Copy each line below that contains "краски".

Extracted records:
· · · ·

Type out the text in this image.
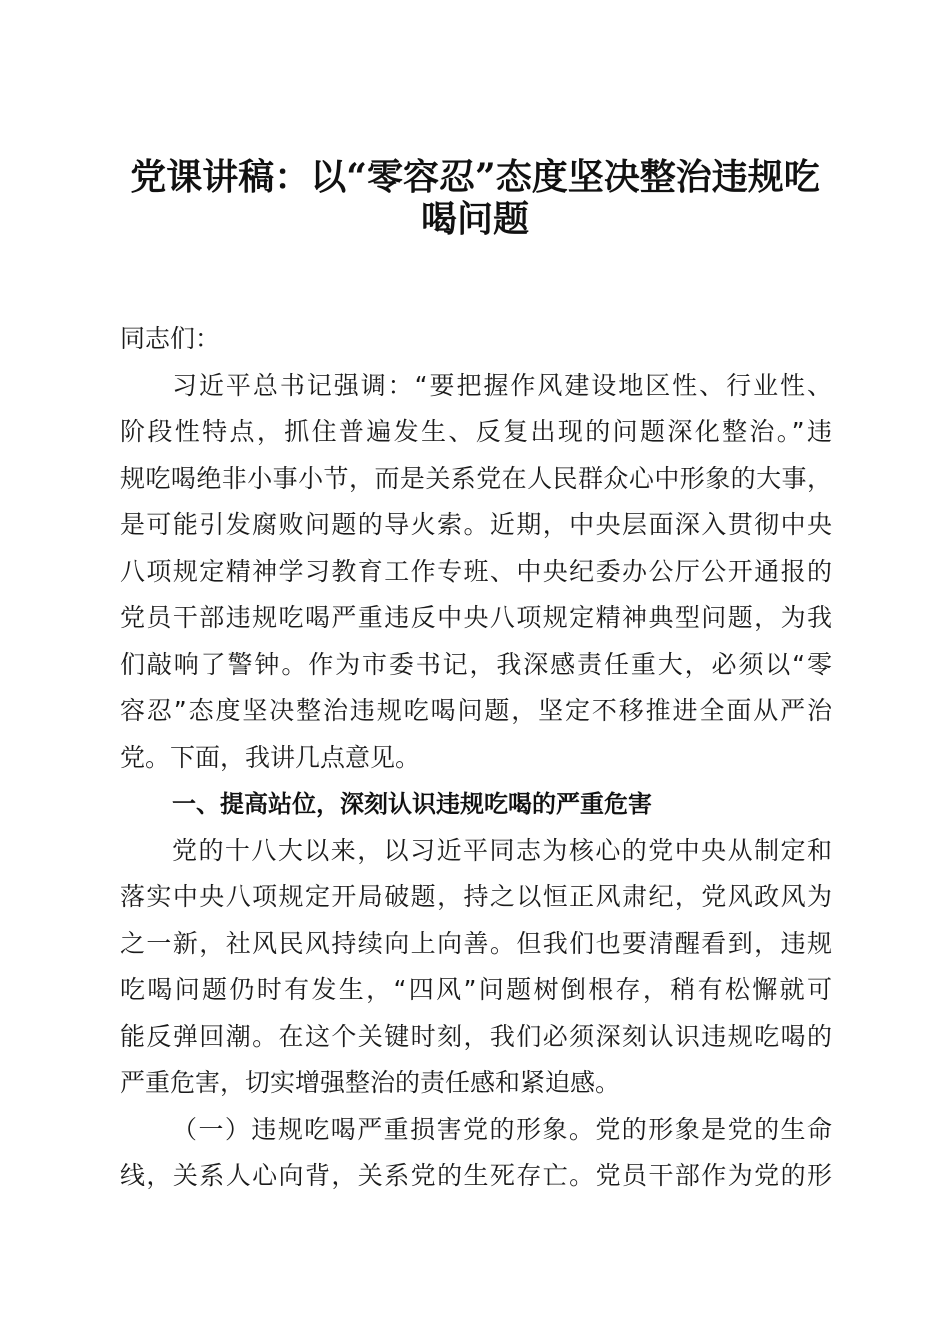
党课讲稿：以“零容忍”态度坚决整治违规吃
喝问题
同志们：
习近平总书记强调：“要把握作风建设地区性、行业性、
阶段性特点，抓住普遍发生、反复出现的问题深化整治。”违
规吃喝绝非小事小节，而是关系党在人民群众心中形象的大事，
是可能引发腐败问题的导火索。近期，中央层面深入贯彻中央
八项规定精神学习教育工作专班、中央纪委办公厅公开通报的
党员干部违规吃喝严重违反中央八项规定精神典型问题，为我
们敲响了警钟。作为市委书记，我深感责任重大，必须以“零
容忍”态度坚决整治违规吃喝问题，坚定不移推进全面从严治
党。下面，我讲几点意见。
一、提高站位，深刻认识违规吃喝的严重危害
党的十八大以来，以习近平同志为核心的党中央从制定和
落实中央八项规定开局破题，持之以恒正风肃纪，党风政风为
之一新，社风民风持续向上向善。但我们也要清醒看到，违规
吃喝问题仍时有发生，“四风”问题树倒根存，稍有松懈就可
能反弹回潮。在这个关键时刻，我们必须深刻认识违规吃喝的
严重危害，切实增强整治的责任感和紧迫感。
（一）违规吃喝严重损害党的形象。党的形象是党的生命
线，关系人心向背，关系党的生死存亡。党员干部作为党的形
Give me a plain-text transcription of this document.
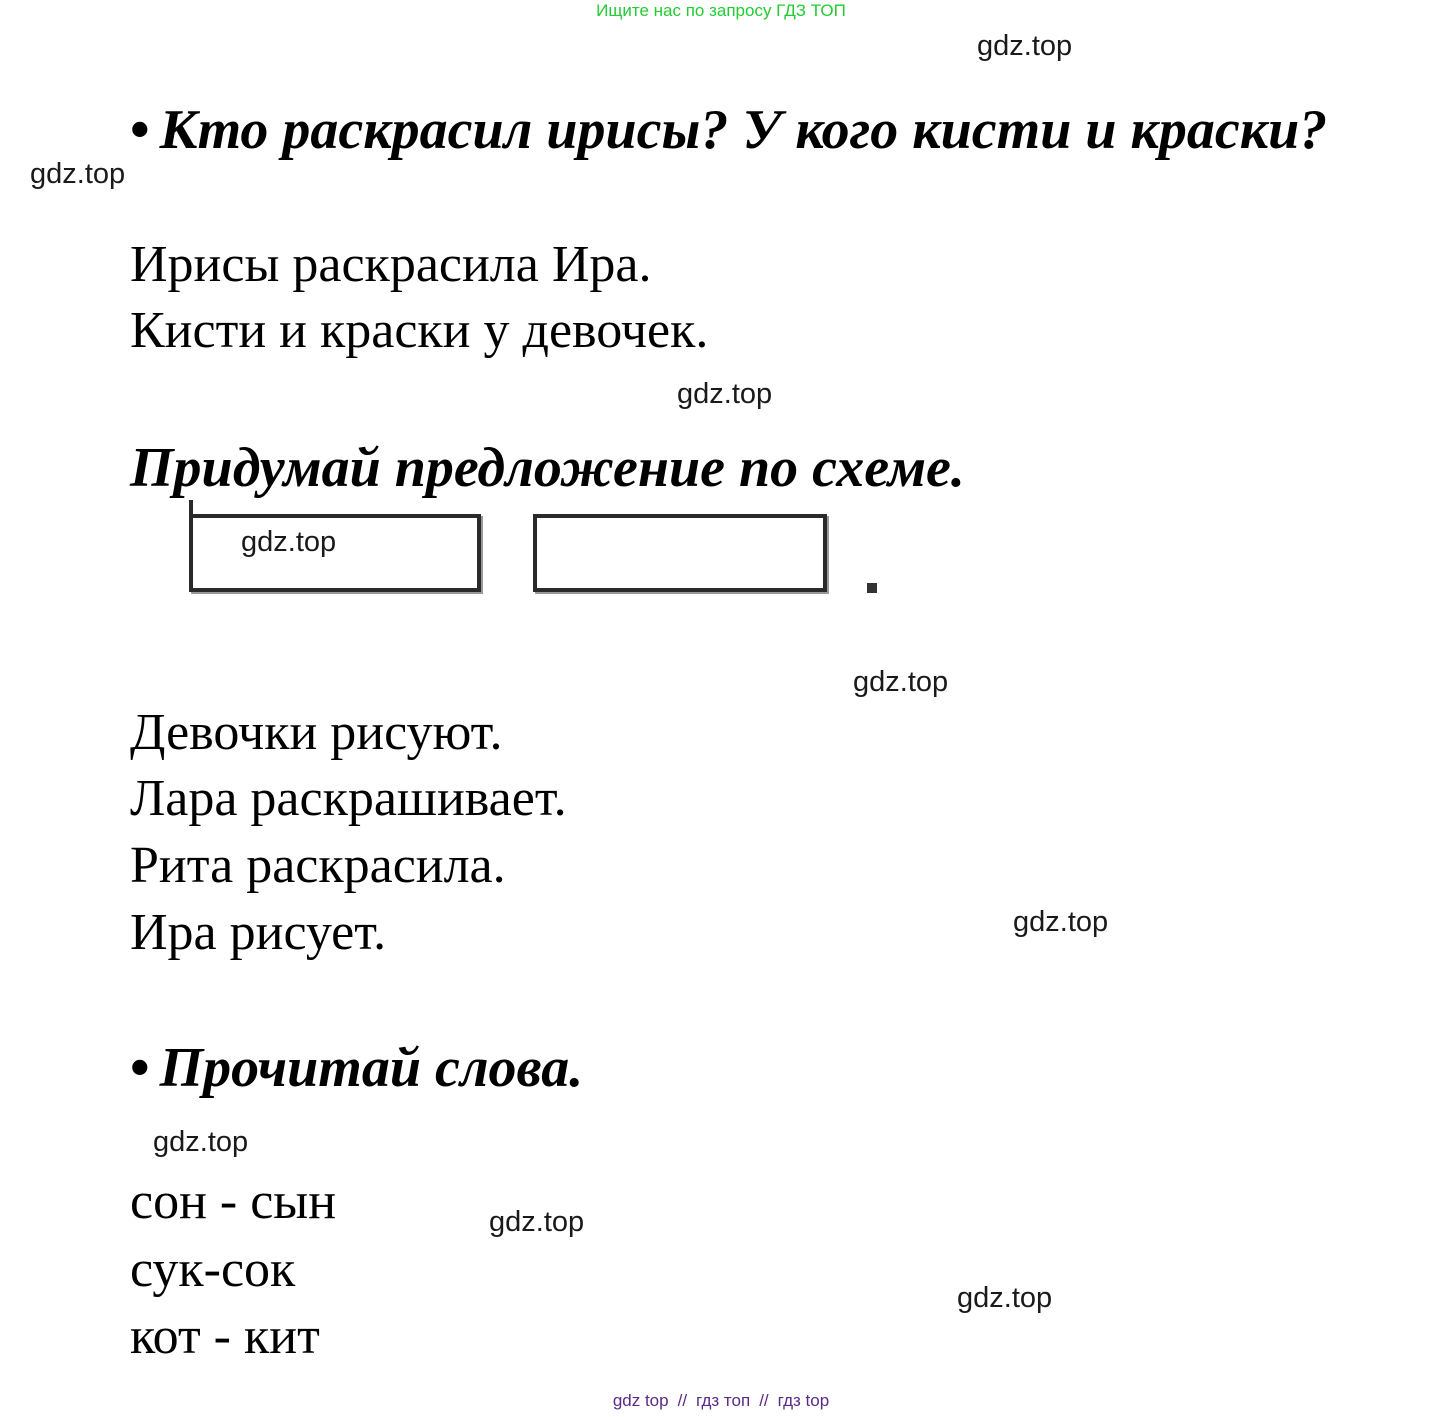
Ищите нас по запросу ГДЗ ТОП
gdz.top
gdz.top
gdz.top
gdz.top
gdz.top
gdz.top
gdz.top
gdz.top
gdz.top
• Кто раскрасил ирисы? У кого кисти и краски?
Ирисы раскрасила Ира.
Кисти и краски у девочек.
Придумай предложение по схеме.
Девочки рисуют.
Лара раскрашивает.
Рита раскрасила.
Ира рисует.
• Прочитай слова.
сон - сын
сук-сок
кот - кит
gdz top // гдз топ // гдз top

· · · ·

*Answer below*
• Кто раскрасил ирисы? У кого кисти и краски?
Кисти и краски у девочек.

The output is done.